## REQUEST
Copy each line exactly. Drop every picture.

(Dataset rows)
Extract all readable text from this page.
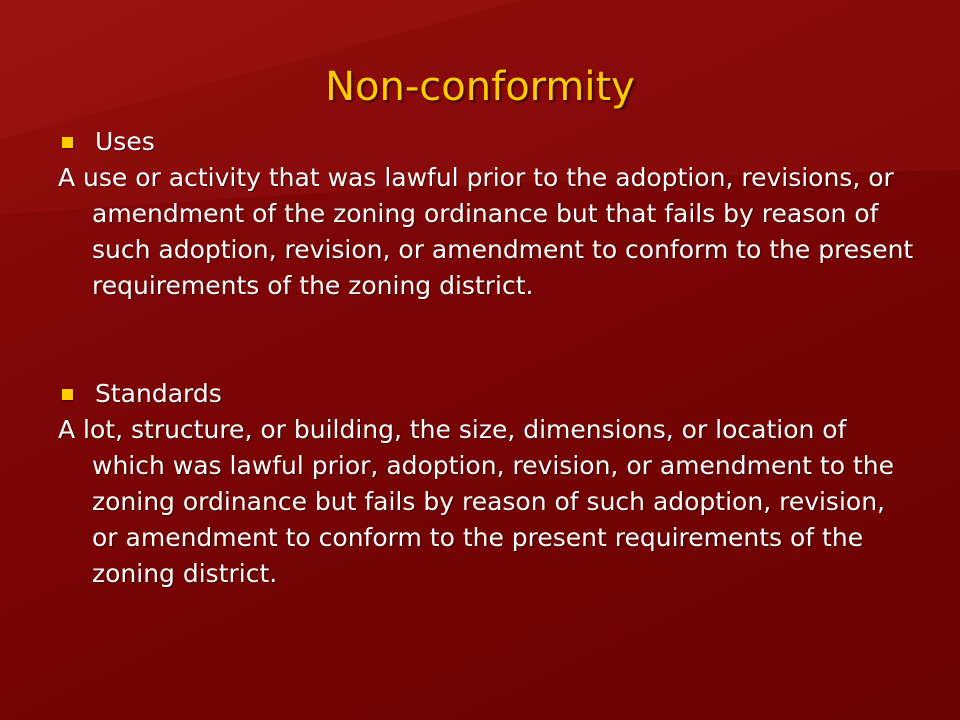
Non-conformity
Uses

A use or activity that was lawful prior to the adoption, revisions, or amendment of the zoning ordinance but that fails by reason of such adoption, revision, or amendment to conform to the present requirements of the zoning district.

Standards

A lot, structure, or building, the size, dimensions, or location of which was lawful prior, adoption, revision, or amendment to the zoning ordinance but fails by reason of such adoption, revision, or amendment to conform to the present requirements of the zoning district.
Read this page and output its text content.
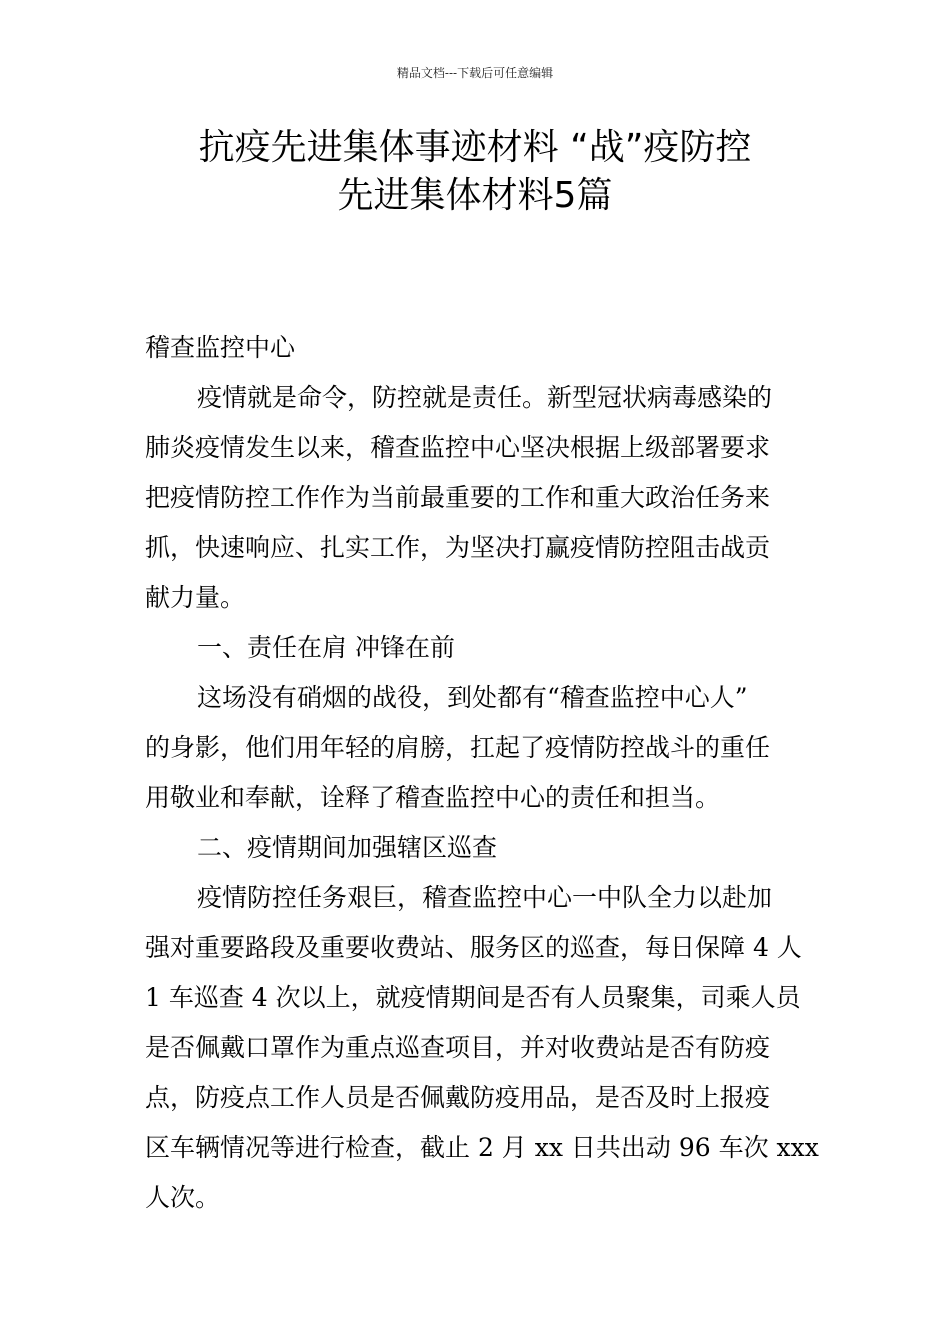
精品文档---下载后可任意编辑
抗疫先进集体事迹材料 “战”疫防控
先进集体材料5篇

稽查监控中心

疫情就是命令，防控就是责任。新型冠状病毒感染的

肺炎疫情发生以来，稽查监控中心坚决根据上级部署要求

把疫情防控工作作为当前最重要的工作和重大政治任务来

抓，快速响应、扎实工作，为坚决打赢疫情防控阻击战贡

献力量。

一、责任在肩 冲锋在前

这场没有硝烟的战役，到处都有“稽查监控中心人”

的身影，他们用年轻的肩膀，扛起了疫情防控战斗的重任

用敬业和奉献，诠释了稽查监控中心的责任和担当。

二、疫情期间加强辖区巡查

疫情防控任务艰巨，稽查监控中心一中队全力以赴加

强对重要路段及重要收费站、服务区的巡查，每日保障 4 人

1 车巡查 4 次以上，就疫情期间是否有人员聚集，司乘人员

是否佩戴口罩作为重点巡查项目，并对收费站是否有防疫

点，防疫点工作人员是否佩戴防疫用品，是否及时上报疫

区车辆情况等进行检查，截止 2 月 xx 日共出动 96 车次 xxx

人次。
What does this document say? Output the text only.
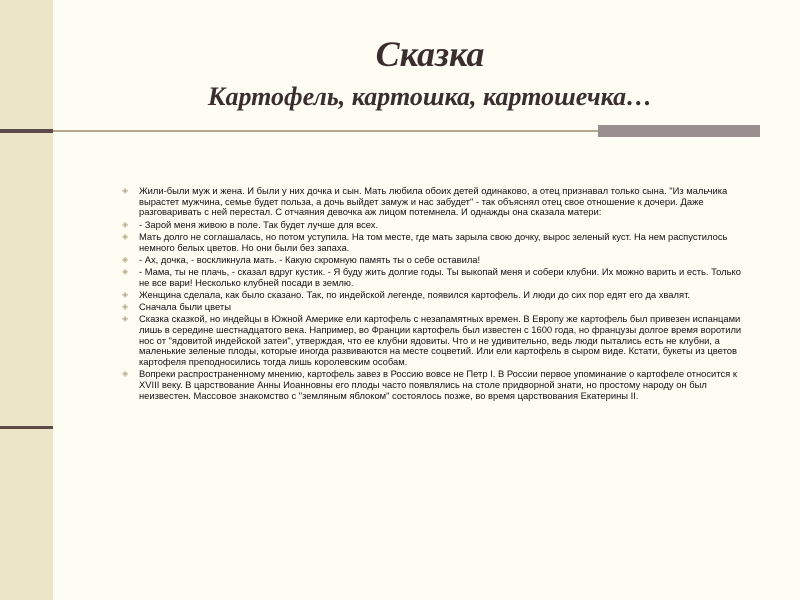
Сказка
Картофель, картошка, картошечка…

◈ Жили-были муж и жена. И были у них дочка и сын. Мать любила обоих детей одинаково, а отец признавал только сына. "Из мальчика вырастет мужчина, семье будет польза, а дочь выйдет замуж и нас забудет" - так объяснял отец свое отношение к дочери. Даже разговаривать с ней перестал. С отчаяния девочка аж лицом потемнела. И однажды она сказала матери:

◈ - Зарой меня живою в поле. Так будет лучше для всех.

◈ Мать долго не соглашалась, но потом уступила. На том месте, где мать зарыла свою дочку, вырос зеленый куст. На нем распустилось немного белых цветов. Но они были без запаха.

◈ - Ах, дочка, - воскликнула мать. - Какую скромную память ты о себе оставила!

◈ - Мама, ты не плачь, - сказал вдруг кустик. - Я буду жить долгие годы. Ты выкопай меня и собери клубни. Их можно варить и есть. Только не все вари! Несколько клубней посади в землю.

◈ Женщина сделала, как было сказано. Так, по индейской легенде, появился картофель. И люди до сих пор едят его да хвалят.

◈ Сначала были цветы

◈ Сказка сказкой, но индейцы в Южной Америке ели картофель с незапамятных времен. В Европу же картофель был привезен испанцами лишь в середине шестнадцатого века. Например, во Франции картофель был известен с 1600 года, но французы долгое время воротили нос от "ядовитой индейской затеи", утверждая, что ее клубни ядовиты. Что и не удивительно, ведь люди пытались есть не клубни, а маленькие зеленые плоды, которые иногда развиваются на месте соцветий. Или ели картофель в сыром виде. Кстати, букеты из цветов картофеля преподносились тогда лишь королевским особам.

◈ Вопреки распространенному мнению, картофель завез в Россию вовсе не Петр I. В России первое упоминание о картофеле относится к XVIII веку. В царствование Анны Иоанновны его плоды часто появлялись на столе придворной знати, но простому народу он был неизвестен. Массовое знакомство с "земляным яблоком" состоялось позже, во время царствования Екатерины II.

## COMPLETE ANSWER
Extract all readable text from this page.
Non-conformity
Uses

A use or activity that was lawful prior to the adoption, revisions, or amendment of the zoning ordinance but that fails by reason of such adoption, revision, or amendment to conform to the present requirements of the zoning district.

Standards

A lot, structure, or building, the size, dimensions, or location of which was lawful prior, adoption, revision, or amendment to the zoning ordinance but fails by reason of such adoption, revision, or amendment to conform to the present requirements of the zoning district.
Read this page and output its text content.
精品文档---下载后可任意编辑
抗疫先进集体事迹材料 “战”疫防控
先进集体材料5篇

稽查监控中心

疫情就是命令，防控就是责任。新型冠状病毒感染的

肺炎疫情发生以来，稽查监控中心坚决根据上级部署要求

把疫情防控工作作为当前最重要的工作和重大政治任务来

抓，快速响应、扎实工作，为坚决打赢疫情防控阻击战贡

献力量。

一、责任在肩 冲锋在前

这场没有硝烟的战役，到处都有“稽查监控中心人”

的身影，他们用年轻的肩膀，扛起了疫情防控战斗的重任

用敬业和奉献，诠释了稽查监控中心的责任和担当。

二、疫情期间加强辖区巡查

疫情防控任务艰巨，稽查监控中心一中队全力以赴加

强对重要路段及重要收费站、服务区的巡查，每日保障 4 人

1 车巡查 4 次以上，就疫情期间是否有人员聚集，司乘人员

是否佩戴口罩作为重点巡查项目，并对收费站是否有防疫

点，防疫点工作人员是否佩戴防疫用品，是否及时上报疫

区车辆情况等进行检查，截止 2 月 xx 日共出动 96 车次 xxx

人次。
What does this document say? Output the text only.
Сказка
Картофель, картошка, картошечка…

◈ Жили-были муж и жена. И были у них дочка и сын. Мать любила обоих детей одинаково, а отец признавал только сына. "Из мальчика вырастет мужчина, семье будет польза, а дочь выйдет замуж и нас забудет" - так объяснял отец свое отношение к дочери. Даже разговаривать с ней перестал. С отчаяния девочка аж лицом потемнела. И однажды она сказала матери:

◈ - Зарой меня живою в поле. Так будет лучше для всех.

◈ Мать долго не соглашалась, но потом уступила. На том месте, где мать зарыла свою дочку, вырос зеленый куст. На нем распустилось немного белых цветов. Но они были без запаха.

◈ - Ах, дочка, - воскликнула мать. - Какую скромную память ты о себе оставила!

◈ - Мама, ты не плачь, - сказал вдруг кустик. - Я буду жить долгие годы. Ты выкопай меня и собери клубни. Их можно варить и есть. Только не все вари! Несколько клубней посади в землю.

◈ Женщина сделала, как было сказано. Так, по индейской легенде, появился картофель. И люди до сих пор едят его да хвалят.

◈ Сначала были цветы

◈ Сказка сказкой, но индейцы в Южной Америке ели картофель с незапамятных времен. В Европу же картофель был привезен испанцами лишь в середине шестнадцатого века. Например, во Франции картофель был известен с 1600 года, но французы долгое время воротили нос от "ядовитой индейской затеи", утверждая, что ее клубни ядовиты. Что и не удивительно, ведь люди пытались есть не клубни, а маленькие зеленые плоды, которые иногда развиваются на месте соцветий. Или ели картофель в сыром виде. Кстати, букеты из цветов картофеля преподносились тогда лишь королевским особам.

◈ Вопреки распространенному мнению, картофель завез в Россию вовсе не Петр I. В России первое упоминание о картофеле относится к XVIII веку. В царствование Анны Иоанновны его плоды часто появлялись на столе придворной знати, но простому народу он был неизвестен. Массовое знакомство с "земляным яблоком" состоялось позже, во время царствования Екатерины II.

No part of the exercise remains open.